:: PROBLEM DESCRIPTION ::
Rewrite the rows between the line holding "square-a1[interactable] bbox=[10, 241, 43, 274]" and the line holding "square-h7[interactable]: ♟ bbox=[241, 43, 274, 76]", inclusive, with "white-piece-outline" changed to "outline-white-piece" and nothing else altered.

:: LISTED ENTRIES ::
* start *

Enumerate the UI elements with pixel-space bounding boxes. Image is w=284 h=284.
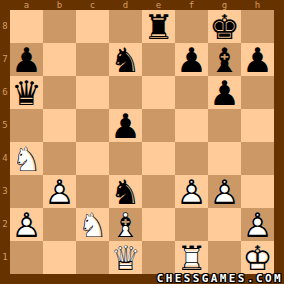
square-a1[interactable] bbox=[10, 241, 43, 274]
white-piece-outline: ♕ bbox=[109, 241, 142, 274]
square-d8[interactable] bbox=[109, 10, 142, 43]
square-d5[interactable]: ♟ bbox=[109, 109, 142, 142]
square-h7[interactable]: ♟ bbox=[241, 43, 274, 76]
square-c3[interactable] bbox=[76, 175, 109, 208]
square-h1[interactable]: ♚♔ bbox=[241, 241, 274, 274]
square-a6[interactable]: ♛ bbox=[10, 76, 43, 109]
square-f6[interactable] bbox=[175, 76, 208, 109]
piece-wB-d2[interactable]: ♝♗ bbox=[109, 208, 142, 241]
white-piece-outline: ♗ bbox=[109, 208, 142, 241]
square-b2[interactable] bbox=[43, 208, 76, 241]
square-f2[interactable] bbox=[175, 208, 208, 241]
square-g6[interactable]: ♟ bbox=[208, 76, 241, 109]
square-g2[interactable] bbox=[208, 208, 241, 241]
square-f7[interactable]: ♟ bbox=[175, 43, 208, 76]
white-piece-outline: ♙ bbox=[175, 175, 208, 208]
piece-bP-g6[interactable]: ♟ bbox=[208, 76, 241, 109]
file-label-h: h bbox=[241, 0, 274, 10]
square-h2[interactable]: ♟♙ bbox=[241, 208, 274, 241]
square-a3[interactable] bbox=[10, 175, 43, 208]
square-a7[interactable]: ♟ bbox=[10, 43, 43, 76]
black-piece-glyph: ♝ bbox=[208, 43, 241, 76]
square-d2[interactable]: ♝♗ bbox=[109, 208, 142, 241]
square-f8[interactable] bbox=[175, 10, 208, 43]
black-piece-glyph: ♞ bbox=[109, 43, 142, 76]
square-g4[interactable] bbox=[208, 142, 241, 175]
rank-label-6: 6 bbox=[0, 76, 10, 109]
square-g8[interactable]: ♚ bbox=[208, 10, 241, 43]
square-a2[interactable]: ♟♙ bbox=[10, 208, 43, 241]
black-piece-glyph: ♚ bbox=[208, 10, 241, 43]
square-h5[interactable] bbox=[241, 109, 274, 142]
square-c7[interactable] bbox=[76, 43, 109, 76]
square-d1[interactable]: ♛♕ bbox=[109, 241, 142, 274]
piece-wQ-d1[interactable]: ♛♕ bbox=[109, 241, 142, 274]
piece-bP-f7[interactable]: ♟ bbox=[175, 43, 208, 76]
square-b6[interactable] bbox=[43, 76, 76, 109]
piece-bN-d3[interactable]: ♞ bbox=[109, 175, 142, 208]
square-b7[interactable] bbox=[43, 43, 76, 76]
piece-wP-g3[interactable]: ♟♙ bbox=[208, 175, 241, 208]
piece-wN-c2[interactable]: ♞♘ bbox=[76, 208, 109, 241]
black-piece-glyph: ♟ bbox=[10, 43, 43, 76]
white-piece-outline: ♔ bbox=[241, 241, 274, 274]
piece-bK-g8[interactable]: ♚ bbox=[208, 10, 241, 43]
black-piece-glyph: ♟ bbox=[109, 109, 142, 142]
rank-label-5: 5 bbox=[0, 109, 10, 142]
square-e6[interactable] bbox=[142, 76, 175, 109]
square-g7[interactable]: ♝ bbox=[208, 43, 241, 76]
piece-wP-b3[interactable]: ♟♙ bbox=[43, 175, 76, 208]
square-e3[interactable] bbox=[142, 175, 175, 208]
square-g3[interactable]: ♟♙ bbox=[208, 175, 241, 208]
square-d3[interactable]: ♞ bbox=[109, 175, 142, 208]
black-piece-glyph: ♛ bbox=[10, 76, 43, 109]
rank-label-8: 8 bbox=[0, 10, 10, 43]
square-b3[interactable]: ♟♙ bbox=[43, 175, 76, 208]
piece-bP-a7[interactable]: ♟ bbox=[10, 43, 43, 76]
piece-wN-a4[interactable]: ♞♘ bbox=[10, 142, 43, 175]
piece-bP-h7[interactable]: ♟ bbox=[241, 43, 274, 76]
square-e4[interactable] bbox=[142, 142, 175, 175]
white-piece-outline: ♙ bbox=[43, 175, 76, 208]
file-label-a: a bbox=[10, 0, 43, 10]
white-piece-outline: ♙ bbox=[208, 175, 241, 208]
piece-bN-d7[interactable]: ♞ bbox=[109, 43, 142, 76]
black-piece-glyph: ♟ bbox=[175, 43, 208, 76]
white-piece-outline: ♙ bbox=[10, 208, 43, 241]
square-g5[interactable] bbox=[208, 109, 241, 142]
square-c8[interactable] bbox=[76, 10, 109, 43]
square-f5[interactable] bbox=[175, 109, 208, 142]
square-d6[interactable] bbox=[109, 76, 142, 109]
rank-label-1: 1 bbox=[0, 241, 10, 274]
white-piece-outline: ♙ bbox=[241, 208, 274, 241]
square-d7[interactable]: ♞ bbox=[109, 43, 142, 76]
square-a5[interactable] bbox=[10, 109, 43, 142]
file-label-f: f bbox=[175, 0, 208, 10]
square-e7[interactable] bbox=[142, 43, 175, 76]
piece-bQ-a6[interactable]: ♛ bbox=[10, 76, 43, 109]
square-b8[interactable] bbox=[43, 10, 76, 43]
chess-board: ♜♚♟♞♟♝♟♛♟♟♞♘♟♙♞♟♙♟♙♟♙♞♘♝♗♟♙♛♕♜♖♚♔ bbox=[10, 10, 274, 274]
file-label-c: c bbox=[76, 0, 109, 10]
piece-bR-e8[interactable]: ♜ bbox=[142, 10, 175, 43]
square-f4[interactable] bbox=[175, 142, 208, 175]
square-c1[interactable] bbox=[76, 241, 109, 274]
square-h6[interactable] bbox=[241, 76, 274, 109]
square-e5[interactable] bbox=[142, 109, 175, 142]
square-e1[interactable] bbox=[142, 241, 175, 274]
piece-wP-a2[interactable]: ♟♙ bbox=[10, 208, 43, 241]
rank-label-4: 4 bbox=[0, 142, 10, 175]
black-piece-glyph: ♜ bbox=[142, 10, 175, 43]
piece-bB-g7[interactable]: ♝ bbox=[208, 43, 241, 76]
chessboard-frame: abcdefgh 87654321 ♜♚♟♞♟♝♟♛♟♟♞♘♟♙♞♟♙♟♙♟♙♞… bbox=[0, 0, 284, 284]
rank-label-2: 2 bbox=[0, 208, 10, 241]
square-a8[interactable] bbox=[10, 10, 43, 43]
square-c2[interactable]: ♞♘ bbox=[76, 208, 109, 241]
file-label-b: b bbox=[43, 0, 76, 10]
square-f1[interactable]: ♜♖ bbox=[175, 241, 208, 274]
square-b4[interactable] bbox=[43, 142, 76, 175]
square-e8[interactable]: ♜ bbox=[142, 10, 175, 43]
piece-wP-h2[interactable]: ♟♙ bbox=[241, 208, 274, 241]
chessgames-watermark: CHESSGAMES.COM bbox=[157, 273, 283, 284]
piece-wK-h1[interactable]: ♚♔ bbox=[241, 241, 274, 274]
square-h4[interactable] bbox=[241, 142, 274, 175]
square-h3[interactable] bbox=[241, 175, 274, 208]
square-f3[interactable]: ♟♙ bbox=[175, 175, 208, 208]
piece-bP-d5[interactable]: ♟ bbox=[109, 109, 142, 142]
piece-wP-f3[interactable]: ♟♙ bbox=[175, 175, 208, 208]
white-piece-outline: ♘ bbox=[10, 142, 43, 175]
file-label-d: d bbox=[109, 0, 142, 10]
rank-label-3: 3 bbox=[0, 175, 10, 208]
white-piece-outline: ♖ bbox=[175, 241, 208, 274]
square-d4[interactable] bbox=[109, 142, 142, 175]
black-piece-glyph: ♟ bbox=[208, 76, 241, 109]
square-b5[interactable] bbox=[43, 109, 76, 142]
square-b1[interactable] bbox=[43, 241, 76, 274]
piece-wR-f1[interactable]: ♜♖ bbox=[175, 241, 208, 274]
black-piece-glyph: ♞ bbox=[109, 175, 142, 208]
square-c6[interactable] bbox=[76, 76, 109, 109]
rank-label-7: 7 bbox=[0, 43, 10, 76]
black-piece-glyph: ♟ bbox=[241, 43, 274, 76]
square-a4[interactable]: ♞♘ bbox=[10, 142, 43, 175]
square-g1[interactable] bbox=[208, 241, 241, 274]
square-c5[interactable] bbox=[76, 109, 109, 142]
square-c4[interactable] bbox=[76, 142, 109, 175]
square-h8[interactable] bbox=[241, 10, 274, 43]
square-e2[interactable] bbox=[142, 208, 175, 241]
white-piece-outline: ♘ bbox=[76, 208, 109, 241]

* end *
* start *

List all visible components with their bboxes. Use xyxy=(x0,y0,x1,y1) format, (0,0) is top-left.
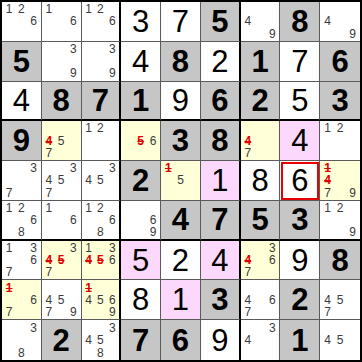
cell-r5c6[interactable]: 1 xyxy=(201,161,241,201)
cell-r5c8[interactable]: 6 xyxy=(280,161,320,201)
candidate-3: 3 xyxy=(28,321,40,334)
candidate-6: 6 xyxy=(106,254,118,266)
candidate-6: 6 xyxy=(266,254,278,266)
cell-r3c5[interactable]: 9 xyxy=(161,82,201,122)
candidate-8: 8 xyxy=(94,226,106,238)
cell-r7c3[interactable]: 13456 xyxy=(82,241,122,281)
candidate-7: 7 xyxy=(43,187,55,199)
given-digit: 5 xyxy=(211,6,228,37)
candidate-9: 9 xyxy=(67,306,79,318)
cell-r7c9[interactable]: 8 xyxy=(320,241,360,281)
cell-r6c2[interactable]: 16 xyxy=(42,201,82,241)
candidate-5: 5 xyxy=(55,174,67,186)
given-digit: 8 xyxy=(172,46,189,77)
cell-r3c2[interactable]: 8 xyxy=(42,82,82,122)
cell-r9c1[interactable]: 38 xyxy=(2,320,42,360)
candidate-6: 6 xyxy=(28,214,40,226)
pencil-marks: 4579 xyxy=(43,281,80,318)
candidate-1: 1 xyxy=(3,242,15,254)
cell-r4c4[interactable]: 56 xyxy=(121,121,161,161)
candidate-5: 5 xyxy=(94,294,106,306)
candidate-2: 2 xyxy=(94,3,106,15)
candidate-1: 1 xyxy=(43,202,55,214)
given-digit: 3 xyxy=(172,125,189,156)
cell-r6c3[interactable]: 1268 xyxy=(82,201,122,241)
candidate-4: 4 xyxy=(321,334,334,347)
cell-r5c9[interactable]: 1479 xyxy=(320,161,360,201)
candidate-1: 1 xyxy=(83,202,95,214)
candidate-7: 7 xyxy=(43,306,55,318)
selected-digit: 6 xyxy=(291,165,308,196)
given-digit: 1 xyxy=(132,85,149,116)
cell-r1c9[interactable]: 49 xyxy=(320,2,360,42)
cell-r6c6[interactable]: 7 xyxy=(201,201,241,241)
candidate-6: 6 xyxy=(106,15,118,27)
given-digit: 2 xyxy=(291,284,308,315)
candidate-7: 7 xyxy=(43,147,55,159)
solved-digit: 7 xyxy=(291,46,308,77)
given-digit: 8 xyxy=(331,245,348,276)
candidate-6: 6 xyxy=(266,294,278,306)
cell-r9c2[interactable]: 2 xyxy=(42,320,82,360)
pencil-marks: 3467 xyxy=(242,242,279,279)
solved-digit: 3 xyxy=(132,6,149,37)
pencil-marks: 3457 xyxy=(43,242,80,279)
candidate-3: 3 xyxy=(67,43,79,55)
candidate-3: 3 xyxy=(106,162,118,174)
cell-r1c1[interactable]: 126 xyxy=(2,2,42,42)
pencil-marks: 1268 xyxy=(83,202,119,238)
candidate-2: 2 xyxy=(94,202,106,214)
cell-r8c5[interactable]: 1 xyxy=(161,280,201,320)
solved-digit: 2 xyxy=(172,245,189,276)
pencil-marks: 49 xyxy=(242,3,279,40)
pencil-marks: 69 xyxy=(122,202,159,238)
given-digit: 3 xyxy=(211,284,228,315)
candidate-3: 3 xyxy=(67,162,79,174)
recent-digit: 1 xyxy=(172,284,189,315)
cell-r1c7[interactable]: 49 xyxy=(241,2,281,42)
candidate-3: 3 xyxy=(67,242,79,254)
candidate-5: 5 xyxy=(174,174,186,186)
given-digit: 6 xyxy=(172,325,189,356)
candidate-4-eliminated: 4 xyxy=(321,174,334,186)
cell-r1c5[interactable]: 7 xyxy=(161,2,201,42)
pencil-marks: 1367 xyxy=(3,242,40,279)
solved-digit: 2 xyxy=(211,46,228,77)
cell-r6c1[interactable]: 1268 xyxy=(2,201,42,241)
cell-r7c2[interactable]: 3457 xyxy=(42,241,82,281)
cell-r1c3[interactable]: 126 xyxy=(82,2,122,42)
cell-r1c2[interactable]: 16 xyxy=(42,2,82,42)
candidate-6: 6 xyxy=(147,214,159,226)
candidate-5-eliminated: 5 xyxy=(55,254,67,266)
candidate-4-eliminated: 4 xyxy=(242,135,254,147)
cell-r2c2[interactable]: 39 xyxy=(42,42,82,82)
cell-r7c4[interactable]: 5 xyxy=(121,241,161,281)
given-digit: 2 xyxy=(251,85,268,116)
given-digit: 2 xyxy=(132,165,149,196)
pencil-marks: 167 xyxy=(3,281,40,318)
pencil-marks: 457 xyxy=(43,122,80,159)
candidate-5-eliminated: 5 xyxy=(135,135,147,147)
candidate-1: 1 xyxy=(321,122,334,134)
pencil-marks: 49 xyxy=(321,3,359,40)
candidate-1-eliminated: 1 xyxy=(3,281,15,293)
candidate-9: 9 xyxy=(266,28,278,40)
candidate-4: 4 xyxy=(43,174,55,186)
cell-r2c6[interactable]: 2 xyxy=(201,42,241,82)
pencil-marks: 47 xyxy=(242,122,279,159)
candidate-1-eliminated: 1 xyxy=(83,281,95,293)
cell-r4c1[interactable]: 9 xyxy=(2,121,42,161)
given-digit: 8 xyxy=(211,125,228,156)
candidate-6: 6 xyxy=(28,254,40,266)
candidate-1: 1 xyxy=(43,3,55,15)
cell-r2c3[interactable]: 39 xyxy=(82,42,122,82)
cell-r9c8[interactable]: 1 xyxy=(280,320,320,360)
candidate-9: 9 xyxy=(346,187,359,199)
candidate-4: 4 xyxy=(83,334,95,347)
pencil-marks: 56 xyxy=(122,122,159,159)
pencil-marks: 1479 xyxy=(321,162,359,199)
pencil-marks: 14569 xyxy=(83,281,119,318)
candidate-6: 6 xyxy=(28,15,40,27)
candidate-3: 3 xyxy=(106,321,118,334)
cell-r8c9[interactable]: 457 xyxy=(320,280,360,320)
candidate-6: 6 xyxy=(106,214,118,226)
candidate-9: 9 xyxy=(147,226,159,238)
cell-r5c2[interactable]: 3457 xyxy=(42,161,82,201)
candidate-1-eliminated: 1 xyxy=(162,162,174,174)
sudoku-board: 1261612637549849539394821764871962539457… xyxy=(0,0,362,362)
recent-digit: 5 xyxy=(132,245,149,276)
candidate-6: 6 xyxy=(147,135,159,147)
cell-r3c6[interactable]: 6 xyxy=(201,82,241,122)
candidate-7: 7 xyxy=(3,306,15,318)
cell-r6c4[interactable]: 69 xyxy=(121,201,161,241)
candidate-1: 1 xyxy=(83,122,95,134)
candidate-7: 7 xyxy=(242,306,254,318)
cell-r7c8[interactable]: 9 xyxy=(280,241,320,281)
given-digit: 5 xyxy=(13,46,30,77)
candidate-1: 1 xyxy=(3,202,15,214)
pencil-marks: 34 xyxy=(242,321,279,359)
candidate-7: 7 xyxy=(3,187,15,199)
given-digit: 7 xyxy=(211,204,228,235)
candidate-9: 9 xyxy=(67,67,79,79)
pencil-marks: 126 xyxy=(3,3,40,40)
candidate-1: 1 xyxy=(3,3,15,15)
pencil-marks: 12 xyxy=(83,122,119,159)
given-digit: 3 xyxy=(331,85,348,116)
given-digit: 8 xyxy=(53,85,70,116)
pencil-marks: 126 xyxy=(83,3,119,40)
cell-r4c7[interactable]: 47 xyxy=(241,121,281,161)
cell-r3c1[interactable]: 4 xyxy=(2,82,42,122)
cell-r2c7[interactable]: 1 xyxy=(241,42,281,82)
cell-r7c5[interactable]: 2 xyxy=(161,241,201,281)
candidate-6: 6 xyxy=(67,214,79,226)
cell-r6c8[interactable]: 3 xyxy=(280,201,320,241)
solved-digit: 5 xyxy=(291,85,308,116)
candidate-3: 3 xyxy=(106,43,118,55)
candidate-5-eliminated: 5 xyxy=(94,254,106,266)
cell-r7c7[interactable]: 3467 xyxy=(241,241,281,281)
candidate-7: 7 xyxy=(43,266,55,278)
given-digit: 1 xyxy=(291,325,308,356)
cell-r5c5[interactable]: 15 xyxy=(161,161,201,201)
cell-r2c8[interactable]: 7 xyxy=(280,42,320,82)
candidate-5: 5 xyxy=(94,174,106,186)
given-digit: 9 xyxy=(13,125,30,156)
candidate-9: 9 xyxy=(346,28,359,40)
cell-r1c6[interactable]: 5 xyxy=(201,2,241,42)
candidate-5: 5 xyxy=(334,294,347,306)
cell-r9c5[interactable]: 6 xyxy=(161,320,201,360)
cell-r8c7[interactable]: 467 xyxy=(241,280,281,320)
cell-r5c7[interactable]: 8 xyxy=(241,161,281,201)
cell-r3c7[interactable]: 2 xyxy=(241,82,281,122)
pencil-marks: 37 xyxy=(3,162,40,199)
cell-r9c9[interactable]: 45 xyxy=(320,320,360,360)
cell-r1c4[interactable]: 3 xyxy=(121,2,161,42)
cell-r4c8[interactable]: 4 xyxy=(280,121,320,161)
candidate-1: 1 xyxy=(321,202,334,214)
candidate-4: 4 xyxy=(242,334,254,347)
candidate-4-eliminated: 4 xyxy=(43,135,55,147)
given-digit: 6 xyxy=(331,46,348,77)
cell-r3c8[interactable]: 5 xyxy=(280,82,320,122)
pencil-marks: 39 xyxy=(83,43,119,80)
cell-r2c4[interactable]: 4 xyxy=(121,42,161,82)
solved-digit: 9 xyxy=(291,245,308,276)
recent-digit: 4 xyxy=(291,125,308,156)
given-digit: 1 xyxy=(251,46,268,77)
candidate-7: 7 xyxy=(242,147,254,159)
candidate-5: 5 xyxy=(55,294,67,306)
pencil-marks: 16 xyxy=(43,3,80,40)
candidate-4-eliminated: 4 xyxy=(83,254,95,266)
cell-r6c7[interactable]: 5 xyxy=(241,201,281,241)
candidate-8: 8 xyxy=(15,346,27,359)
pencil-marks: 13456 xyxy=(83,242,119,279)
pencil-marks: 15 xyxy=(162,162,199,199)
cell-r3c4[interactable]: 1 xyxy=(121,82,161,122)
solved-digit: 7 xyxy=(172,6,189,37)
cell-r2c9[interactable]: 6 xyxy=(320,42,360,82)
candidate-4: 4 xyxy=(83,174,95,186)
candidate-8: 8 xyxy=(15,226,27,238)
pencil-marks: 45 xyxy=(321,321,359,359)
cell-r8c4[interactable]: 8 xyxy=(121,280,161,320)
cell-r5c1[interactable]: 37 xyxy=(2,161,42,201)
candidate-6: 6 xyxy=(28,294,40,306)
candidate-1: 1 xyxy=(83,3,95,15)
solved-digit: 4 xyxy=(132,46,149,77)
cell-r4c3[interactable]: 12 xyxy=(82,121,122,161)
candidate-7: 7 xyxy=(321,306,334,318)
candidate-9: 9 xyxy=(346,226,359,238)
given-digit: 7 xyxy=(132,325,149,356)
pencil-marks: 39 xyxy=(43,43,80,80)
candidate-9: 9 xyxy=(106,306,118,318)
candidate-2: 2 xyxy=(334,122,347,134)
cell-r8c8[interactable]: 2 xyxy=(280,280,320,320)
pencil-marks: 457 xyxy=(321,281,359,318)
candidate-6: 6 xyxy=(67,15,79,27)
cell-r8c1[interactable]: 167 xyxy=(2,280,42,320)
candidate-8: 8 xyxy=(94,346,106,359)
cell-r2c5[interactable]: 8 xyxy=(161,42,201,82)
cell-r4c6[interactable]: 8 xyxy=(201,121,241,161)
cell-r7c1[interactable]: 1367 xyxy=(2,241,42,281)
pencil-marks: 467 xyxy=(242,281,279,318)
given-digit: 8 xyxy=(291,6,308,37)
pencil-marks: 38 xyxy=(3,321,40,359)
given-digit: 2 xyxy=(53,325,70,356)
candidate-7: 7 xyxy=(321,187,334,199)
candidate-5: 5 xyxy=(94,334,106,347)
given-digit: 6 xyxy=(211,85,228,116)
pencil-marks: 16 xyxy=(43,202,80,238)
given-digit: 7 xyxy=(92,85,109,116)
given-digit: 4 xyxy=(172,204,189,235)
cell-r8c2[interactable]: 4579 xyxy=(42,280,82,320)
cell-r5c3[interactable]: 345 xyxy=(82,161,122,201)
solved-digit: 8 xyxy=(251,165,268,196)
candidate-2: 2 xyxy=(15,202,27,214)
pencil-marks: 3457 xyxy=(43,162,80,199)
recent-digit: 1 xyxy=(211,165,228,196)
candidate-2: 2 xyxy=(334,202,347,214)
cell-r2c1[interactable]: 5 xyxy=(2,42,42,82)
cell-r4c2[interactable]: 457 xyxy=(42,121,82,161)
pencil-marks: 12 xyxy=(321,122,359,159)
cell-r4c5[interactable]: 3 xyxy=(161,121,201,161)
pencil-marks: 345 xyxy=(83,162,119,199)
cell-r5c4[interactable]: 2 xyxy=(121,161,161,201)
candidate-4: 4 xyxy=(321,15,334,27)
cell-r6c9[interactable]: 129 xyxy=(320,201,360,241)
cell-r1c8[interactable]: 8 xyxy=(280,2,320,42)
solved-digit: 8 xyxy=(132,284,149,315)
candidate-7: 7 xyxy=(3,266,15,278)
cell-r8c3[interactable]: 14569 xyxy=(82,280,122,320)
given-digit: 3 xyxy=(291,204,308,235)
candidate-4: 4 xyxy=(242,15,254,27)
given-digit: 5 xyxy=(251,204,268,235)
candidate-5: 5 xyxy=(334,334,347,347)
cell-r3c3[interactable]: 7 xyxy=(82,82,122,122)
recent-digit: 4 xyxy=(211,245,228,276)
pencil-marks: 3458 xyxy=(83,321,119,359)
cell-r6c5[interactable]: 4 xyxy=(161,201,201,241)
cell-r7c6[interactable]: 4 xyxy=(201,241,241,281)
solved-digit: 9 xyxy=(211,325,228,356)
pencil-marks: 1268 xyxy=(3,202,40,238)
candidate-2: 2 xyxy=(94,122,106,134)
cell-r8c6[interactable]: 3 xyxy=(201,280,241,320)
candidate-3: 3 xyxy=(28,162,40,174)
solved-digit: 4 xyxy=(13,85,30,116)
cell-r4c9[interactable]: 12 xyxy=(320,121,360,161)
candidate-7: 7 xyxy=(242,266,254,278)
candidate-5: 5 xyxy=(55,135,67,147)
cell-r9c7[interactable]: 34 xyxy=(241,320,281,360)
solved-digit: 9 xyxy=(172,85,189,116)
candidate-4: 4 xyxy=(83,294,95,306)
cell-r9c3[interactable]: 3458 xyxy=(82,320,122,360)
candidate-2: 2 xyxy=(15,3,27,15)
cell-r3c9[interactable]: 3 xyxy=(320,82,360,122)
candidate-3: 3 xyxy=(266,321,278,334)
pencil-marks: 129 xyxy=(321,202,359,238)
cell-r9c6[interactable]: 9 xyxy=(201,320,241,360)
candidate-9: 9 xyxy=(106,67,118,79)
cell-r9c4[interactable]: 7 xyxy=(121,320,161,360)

* end *
* start *

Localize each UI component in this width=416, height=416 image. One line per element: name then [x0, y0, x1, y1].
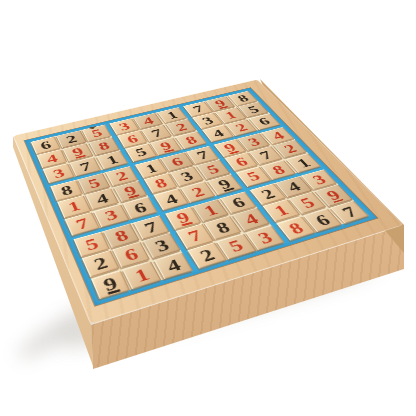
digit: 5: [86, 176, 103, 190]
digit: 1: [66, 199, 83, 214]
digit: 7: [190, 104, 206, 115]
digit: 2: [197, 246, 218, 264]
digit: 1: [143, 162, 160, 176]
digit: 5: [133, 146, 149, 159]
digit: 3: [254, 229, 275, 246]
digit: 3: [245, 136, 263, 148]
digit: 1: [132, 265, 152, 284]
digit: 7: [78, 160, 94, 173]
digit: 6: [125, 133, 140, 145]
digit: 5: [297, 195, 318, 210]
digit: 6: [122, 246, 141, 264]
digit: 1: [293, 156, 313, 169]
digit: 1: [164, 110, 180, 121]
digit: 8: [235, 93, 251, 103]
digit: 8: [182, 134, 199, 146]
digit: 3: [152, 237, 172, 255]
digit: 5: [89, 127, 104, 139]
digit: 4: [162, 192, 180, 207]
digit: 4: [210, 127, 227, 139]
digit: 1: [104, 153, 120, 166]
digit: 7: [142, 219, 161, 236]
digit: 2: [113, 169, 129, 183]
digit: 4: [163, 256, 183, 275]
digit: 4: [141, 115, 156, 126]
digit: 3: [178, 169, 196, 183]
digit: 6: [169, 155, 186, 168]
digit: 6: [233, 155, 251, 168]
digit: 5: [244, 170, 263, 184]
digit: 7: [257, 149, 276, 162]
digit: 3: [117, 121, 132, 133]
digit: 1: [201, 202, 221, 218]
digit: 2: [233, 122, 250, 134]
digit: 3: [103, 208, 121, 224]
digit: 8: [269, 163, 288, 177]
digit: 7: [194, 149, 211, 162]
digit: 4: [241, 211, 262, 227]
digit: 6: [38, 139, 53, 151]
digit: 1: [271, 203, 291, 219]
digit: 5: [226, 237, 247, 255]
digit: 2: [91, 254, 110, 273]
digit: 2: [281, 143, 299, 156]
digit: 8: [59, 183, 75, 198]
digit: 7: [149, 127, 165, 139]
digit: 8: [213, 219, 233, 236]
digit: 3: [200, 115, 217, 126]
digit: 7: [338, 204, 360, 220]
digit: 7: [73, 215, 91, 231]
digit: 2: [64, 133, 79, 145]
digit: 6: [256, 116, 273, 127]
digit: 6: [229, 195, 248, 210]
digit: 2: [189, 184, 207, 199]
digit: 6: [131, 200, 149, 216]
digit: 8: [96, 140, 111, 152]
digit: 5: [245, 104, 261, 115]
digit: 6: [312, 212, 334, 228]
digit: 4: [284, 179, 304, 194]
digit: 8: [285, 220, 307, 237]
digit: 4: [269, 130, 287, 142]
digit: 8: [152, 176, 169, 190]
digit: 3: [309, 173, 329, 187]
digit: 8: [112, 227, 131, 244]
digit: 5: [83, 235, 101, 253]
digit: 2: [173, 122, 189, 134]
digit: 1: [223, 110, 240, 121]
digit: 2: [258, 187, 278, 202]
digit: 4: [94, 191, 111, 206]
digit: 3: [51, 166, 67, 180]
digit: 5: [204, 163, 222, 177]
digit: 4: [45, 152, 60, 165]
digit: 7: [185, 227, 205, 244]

* end *

:: FINISHED ANSWER ::
square-a1[interactable] bbox=[10, 241, 43, 274]
outline-white-piece: ♕ bbox=[109, 241, 142, 274]
square-d8[interactable] bbox=[109, 10, 142, 43]
square-d5[interactable]: ♟ bbox=[109, 109, 142, 142]
square-h7[interactable]: ♟ bbox=[241, 43, 274, 76]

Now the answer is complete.